[Begin]

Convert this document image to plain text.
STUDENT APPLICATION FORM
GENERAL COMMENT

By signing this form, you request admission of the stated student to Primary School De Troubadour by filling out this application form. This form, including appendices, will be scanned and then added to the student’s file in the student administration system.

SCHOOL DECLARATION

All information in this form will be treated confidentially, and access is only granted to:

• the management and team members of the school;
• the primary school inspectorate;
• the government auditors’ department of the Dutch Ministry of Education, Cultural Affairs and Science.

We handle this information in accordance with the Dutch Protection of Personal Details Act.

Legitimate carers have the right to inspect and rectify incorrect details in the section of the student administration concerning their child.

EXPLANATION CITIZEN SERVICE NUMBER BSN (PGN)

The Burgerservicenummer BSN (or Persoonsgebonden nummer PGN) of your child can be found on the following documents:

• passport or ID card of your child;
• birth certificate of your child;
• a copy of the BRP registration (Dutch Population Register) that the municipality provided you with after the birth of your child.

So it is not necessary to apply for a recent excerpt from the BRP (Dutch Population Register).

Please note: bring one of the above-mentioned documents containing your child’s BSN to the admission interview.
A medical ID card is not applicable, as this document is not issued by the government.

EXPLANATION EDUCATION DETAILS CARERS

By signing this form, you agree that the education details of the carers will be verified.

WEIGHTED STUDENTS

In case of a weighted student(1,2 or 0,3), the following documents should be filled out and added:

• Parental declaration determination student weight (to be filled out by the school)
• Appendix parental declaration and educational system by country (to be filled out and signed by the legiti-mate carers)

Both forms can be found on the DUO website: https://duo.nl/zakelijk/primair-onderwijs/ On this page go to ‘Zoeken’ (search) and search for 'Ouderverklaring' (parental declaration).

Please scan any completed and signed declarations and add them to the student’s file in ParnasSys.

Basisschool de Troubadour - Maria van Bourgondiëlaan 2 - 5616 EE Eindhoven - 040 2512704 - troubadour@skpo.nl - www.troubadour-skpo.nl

[End]

* TASK DIRECTIONS: Locate and copy each line in the data above that includes the word "will".

* REPLY:
By signing this form, you request admission of the stated student to Primary School De Troubadour by filling out this application form. This form, including appendices, will be scanned and then added to the student’s file in the student administration system.
All information in this form will be treated confidentially, and access is only granted to:
By signing this form, you agree that the education details of the carers will be verified.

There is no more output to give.